**** Supplied entries ****
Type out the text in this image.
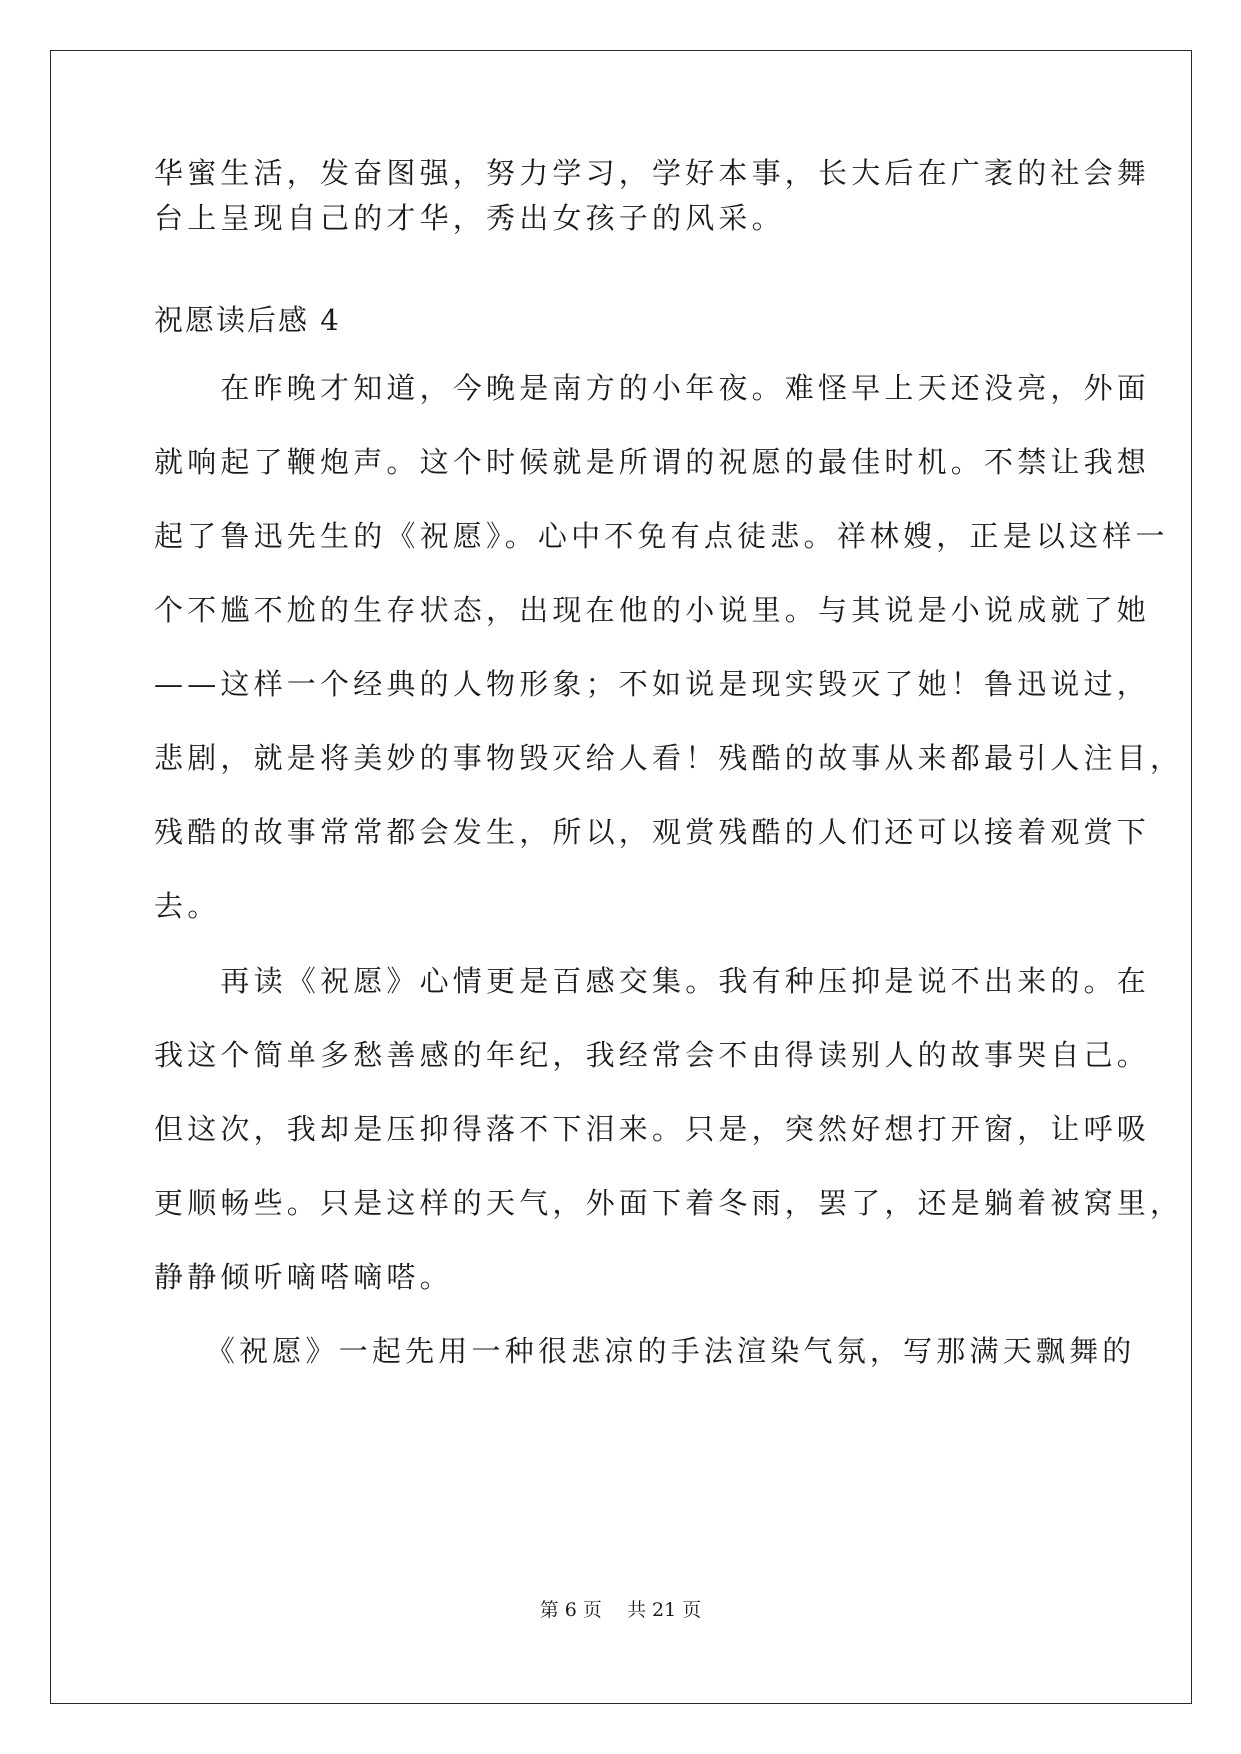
华蜜生活，发奋图强，努力学习，学好本事，长大后在广袤的社会舞
台上呈现自己的才华，秀出女孩子的风采。
祝愿读后感 4
　　在昨晚才知道，今晚是南方的小年夜。难怪早上天还没亮，外面
就响起了鞭炮声。这个时候就是所谓的祝愿的最佳时机。不禁让我想
起了鲁迅先生的《祝愿》。心中不免有点徒悲。祥林嫂，正是以这样一
个不尴不尬的生存状态，出现在他的小说里。与其说是小说成就了她
——这样一个经典的人物形象；不如说是现实毁灭了她！鲁迅说过，
悲剧，就是将美妙的事物毁灭给人看！残酷的故事从来都最引人注目，
残酷的故事常常都会发生，所以，观赏残酷的人们还可以接着观赏下
去。
　　再读《祝愿》心情更是百感交集。我有种压抑是说不出来的。在
我这个简单多愁善感的年纪，我经常会不由得读别人的故事哭自己。
但这次，我却是压抑得落不下泪来。只是，突然好想打开窗，让呼吸
更顺畅些。只是这样的天气，外面下着冬雨，罢了，还是躺着被窝里，
静静倾听嘀嗒嘀嗒。
　　《祝愿》一起先用一种很悲凉的手法渲染气氛，写那满天飘舞的
第 6 页　 共 21 页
****
What is expected: The records above must be transcribed exactly. Pictures are left out of the copy.

Solution:
Type out the text in this image.
华蜜生活，发奋图强，努力学习，学好本事，长大后在广袤的社会舞
台上呈现自己的才华，秀出女孩子的风采。
祝愿读后感 4
　　在昨晚才知道，今晚是南方的小年夜。难怪早上天还没亮，外面
就响起了鞭炮声。这个时候就是所谓的祝愿的最佳时机。不禁让我想
起了鲁迅先生的《祝愿》。心中不免有点徒悲。祥林嫂，正是以这样一
个不尴不尬的生存状态，出现在他的小说里。与其说是小说成就了她
——这样一个经典的人物形象；不如说是现实毁灭了她！鲁迅说过，
悲剧，就是将美妙的事物毁灭给人看！残酷的故事从来都最引人注目，
残酷的故事常常都会发生，所以，观赏残酷的人们还可以接着观赏下
去。
　　再读《祝愿》心情更是百感交集。我有种压抑是说不出来的。在
我这个简单多愁善感的年纪，我经常会不由得读别人的故事哭自己。
但这次，我却是压抑得落不下泪来。只是，突然好想打开窗，让呼吸
更顺畅些。只是这样的天气，外面下着冬雨，罢了，还是躺着被窝里，
静静倾听嘀嗒嘀嗒。
　　《祝愿》一起先用一种很悲凉的手法渲染气氛，写那满天飘舞的
第 6 页　 共 21 页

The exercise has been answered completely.